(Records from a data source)
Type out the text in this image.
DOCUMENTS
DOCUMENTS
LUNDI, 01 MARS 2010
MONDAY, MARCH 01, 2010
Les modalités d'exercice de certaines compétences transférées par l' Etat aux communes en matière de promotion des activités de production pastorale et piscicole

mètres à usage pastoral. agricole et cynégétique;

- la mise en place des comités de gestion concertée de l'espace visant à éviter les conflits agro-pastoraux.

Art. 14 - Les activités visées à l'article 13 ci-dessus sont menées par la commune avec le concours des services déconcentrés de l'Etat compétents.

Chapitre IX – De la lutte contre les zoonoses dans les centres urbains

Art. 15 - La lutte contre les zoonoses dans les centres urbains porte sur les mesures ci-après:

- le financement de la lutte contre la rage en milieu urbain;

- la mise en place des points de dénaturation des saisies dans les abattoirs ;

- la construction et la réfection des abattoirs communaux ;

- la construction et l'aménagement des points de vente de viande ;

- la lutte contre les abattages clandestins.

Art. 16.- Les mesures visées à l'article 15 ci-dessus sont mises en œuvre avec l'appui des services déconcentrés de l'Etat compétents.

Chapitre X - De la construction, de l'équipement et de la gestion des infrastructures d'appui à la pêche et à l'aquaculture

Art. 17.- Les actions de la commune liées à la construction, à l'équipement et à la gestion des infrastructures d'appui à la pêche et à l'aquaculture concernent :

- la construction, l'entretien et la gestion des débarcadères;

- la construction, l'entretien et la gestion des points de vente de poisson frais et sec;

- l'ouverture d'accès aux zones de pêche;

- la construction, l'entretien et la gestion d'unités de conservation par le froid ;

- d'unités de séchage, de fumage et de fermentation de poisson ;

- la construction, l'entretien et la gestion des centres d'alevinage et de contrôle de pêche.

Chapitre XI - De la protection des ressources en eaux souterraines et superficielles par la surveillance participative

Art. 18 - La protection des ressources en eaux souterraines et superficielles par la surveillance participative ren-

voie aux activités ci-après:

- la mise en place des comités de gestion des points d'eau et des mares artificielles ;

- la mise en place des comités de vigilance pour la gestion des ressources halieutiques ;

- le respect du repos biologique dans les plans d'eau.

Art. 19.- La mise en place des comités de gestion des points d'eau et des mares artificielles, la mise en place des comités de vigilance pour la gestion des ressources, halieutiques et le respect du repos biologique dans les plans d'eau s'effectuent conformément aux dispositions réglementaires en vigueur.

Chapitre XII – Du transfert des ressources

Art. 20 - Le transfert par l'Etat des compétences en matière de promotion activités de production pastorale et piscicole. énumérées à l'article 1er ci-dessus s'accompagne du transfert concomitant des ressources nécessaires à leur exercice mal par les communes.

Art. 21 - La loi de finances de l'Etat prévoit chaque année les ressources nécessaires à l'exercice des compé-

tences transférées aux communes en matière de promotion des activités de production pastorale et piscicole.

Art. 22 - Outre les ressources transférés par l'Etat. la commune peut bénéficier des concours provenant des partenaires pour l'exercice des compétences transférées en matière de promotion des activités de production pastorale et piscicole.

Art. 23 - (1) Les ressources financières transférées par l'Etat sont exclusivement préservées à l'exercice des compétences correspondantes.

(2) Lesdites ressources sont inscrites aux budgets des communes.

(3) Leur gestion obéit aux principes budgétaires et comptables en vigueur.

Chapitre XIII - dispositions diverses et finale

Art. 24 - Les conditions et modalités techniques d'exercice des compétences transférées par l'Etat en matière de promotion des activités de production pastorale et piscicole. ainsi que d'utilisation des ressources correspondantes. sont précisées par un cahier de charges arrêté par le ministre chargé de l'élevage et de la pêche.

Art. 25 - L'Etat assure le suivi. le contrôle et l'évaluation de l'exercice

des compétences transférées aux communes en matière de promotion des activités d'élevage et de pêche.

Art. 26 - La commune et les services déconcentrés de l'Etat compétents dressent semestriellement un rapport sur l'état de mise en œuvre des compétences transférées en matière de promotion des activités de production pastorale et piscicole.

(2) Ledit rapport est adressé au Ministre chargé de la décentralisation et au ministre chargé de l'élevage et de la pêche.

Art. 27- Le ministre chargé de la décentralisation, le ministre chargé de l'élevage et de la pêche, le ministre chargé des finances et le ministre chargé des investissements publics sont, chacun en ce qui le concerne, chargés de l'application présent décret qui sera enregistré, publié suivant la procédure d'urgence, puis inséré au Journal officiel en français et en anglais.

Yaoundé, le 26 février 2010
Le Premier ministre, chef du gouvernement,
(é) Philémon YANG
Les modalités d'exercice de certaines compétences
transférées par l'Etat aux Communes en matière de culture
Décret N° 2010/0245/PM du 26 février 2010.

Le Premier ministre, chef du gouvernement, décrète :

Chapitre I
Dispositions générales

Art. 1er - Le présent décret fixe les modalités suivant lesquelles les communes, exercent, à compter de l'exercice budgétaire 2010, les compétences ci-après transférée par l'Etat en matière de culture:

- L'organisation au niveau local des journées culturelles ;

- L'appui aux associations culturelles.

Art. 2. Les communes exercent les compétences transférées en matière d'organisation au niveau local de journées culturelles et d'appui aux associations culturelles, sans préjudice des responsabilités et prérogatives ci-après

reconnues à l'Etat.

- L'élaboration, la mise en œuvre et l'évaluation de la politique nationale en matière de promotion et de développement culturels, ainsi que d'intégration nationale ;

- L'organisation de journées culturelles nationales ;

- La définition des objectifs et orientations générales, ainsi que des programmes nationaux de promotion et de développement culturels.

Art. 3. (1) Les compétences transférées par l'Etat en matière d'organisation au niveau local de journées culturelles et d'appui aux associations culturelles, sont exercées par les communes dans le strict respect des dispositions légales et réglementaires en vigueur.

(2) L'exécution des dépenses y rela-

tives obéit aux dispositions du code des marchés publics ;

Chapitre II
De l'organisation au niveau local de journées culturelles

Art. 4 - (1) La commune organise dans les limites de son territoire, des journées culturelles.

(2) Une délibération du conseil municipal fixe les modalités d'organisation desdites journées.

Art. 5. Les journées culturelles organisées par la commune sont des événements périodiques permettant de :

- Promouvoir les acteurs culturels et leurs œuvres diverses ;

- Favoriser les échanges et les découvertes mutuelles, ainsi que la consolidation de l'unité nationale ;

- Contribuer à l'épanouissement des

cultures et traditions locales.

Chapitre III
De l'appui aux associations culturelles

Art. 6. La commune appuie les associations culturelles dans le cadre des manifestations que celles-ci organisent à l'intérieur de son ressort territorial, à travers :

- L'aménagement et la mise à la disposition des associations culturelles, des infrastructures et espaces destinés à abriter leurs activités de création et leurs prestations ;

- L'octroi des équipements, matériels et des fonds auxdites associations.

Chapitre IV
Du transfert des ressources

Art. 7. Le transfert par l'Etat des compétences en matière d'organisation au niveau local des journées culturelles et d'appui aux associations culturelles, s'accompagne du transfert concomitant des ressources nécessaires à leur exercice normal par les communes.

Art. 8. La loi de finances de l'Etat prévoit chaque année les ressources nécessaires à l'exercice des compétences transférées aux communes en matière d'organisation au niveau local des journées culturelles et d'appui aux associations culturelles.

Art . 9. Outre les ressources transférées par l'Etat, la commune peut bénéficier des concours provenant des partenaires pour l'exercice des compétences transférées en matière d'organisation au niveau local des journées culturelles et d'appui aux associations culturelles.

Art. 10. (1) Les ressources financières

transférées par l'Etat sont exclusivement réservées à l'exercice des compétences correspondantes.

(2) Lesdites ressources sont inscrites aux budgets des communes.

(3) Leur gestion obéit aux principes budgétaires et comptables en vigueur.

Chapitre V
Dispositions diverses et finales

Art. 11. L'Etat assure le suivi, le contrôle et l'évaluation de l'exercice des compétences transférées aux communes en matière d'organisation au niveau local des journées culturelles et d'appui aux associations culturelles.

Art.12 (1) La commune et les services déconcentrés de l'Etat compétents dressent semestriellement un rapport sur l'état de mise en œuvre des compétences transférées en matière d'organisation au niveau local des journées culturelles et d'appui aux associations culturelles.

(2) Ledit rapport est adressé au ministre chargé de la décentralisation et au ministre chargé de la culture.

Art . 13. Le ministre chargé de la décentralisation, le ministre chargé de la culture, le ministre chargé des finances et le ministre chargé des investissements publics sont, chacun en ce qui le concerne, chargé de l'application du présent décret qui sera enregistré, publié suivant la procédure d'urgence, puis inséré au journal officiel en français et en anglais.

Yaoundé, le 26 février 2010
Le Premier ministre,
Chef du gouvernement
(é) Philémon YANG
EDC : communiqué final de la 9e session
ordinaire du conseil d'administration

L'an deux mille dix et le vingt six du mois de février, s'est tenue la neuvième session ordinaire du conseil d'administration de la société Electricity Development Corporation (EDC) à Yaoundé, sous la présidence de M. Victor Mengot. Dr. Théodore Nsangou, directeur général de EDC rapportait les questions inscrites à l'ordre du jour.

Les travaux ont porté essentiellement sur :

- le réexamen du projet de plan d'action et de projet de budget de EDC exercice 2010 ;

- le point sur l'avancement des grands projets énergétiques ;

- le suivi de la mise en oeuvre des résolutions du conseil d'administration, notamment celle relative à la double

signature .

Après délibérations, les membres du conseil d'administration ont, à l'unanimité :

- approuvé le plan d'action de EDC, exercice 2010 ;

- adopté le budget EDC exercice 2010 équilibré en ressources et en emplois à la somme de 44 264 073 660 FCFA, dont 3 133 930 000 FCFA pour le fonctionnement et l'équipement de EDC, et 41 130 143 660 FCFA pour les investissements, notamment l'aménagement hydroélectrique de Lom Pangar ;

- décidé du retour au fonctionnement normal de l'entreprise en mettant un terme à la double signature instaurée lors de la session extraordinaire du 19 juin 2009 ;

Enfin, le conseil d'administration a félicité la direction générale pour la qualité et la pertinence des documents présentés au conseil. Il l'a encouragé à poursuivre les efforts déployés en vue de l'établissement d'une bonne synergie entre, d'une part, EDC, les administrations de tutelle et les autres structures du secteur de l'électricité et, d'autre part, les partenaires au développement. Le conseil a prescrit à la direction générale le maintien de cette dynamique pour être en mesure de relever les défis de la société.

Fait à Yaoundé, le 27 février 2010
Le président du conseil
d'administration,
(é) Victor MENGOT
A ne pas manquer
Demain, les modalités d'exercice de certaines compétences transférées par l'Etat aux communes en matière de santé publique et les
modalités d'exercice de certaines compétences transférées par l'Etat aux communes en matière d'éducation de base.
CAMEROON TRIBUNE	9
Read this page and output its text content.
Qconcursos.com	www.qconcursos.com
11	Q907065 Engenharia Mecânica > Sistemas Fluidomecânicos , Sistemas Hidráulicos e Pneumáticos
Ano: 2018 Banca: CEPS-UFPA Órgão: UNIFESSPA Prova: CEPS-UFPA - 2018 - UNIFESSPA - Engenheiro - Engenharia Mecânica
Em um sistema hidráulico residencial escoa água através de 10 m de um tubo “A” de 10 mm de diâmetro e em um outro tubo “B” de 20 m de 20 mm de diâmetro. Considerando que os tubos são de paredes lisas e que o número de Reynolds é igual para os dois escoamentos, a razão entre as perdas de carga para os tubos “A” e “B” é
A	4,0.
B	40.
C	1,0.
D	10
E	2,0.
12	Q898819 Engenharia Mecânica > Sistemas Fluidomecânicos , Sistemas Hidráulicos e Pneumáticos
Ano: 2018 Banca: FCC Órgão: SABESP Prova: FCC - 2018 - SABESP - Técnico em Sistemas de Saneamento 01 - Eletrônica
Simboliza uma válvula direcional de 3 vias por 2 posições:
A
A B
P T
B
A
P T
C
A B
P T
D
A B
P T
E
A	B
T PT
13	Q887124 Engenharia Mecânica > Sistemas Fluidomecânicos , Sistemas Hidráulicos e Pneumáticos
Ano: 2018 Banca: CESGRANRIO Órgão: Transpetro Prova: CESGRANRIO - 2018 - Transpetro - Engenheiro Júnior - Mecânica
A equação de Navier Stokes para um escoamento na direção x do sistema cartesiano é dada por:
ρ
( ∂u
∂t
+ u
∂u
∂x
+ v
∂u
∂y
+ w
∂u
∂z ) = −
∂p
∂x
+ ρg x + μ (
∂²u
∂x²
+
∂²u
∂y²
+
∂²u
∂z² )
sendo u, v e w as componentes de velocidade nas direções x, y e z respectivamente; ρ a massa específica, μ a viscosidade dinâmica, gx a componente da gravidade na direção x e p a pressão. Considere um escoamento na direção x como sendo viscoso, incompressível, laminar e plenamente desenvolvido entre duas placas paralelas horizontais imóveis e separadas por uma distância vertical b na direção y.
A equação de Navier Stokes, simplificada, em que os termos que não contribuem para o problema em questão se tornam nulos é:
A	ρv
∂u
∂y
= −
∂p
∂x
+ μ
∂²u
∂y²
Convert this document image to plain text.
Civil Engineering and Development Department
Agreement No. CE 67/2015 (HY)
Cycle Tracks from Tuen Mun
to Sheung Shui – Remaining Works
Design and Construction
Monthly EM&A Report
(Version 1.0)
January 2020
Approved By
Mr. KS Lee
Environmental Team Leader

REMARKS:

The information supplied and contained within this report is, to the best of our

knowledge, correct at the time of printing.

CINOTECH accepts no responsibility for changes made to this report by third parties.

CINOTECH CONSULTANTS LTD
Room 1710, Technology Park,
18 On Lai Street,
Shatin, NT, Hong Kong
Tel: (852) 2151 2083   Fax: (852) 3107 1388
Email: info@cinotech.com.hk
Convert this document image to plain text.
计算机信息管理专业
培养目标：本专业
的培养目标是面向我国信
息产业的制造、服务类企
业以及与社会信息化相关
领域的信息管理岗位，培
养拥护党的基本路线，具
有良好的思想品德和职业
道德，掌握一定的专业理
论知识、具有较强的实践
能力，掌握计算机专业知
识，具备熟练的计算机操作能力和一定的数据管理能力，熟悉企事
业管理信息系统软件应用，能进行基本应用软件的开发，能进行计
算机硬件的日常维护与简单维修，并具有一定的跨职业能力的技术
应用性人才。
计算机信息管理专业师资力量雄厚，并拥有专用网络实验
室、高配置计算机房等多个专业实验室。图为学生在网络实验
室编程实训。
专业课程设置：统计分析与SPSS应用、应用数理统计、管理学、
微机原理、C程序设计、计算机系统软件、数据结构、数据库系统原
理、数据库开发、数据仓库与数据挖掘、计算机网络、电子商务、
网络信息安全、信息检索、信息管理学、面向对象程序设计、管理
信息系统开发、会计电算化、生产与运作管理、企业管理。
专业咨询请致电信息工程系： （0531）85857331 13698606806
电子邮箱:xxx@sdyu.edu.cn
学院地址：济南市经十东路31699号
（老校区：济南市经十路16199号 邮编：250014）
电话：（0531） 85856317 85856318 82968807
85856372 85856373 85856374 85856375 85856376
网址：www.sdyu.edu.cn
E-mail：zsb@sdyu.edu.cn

Short exercise:
Using the records above, gather all lines where the string "générales" is present.

Solution to this task:
Dispositions générales
- La définition des objectifs et orientations générales, ainsi que des programmes nationaux de promotion et de développement culturels.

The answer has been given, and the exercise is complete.